Saved data entries:

◆ ◆ ◆ ◆ ◆ ◆ ◆

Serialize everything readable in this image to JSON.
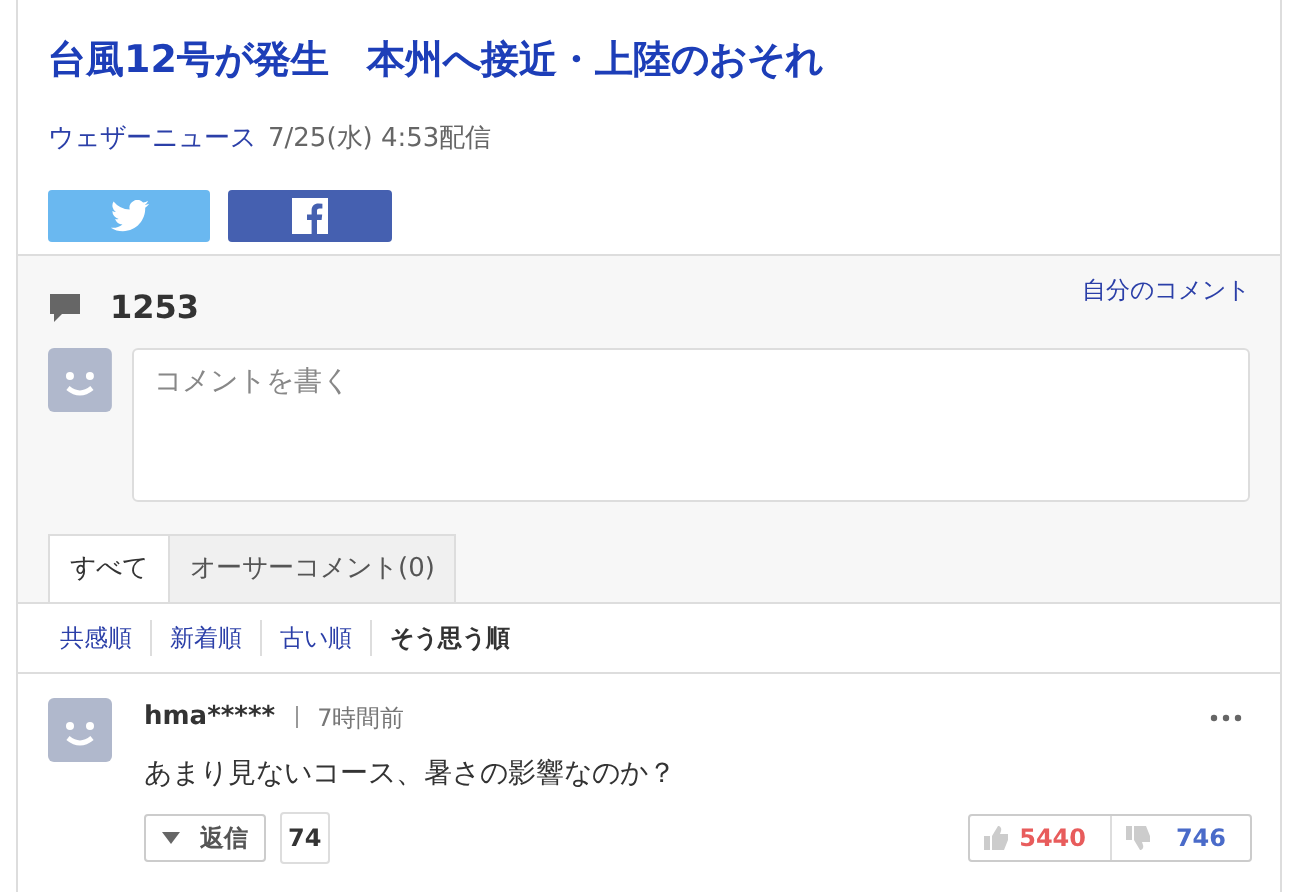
{
  "article": {
    "title": "台風12号が発生　本州へ接近・上陸のおそれ",
    "source": "ウェザーニュース",
    "date": "7/25(水) 4:53配信"
  },
  "share_buttons": [
    {
      "kind": "twitter"
    },
    {
      "kind": "facebook"
    }
  ],
  "comments_header": {
    "count": "1253",
    "my_comments_link": "自分のコメント"
  },
  "comment_form": {
    "placeholder": "コメントを書く"
  },
  "tabs": [
    {
      "label": "すべて",
      "selected": true
    },
    {
      "label": "オーサーコメント(0)",
      "selected": false
    }
  ],
  "sort_options": [
    {
      "label": "共感順",
      "selected": false
    },
    {
      "label": "新着順",
      "selected": false
    },
    {
      "label": "古い順",
      "selected": false
    },
    {
      "label": "そう思う順",
      "selected": true
    }
  ],
  "comments": [
    {
      "user": "hma*****",
      "time": "7時間前",
      "text": "あまり見ないコース、暑さの影響なのか？",
      "reply_label": "返信",
      "reply_count": "74",
      "likes": "5440",
      "dislikes": "746"
    }
  ]
}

◆ ◆ ◆ ◆ ◆ ◆ ◆

OBJECTIVE>
Will you restate every entry word for word and omit the images?

TASK RESPONSE>
Serialize everything readable in this image to JSON.
{
  "article": {
    "title": "台風12号が発生　本州へ接近・上陸のおそれ",
    "source": "ウェザーニュース",
    "date": "7/25(水) 4:53配信"
  },
  "share_buttons": [
    {
      "kind": "twitter"
    },
    {
      "kind": "facebook"
    }
  ],
  "comments_header": {
    "count": "1253",
    "my_comments_link": "自分のコメント"
  },
  "comment_form": {
    "placeholder": "コメントを書く"
  },
  "tabs": [
    {
      "label": "すべて",
      "selected": true
    },
    {
      "label": "オーサーコメント(0)",
      "selected": false
    }
  ],
  "sort_options": [
    {
      "label": "共感順",
      "selected": false
    },
    {
      "label": "新着順",
      "selected": false
    },
    {
      "label": "古い順",
      "selected": false
    },
    {
      "label": "そう思う順",
      "selected": true
    }
  ],
  "comments": [
    {
      "user": "hma*****",
      "time": "7時間前",
      "text": "あまり見ないコース、暑さの影響なのか？",
      "reply_label": "返信",
      "reply_count": "74",
      "likes": "5440",
      "dislikes": "746"
    }
  ]
}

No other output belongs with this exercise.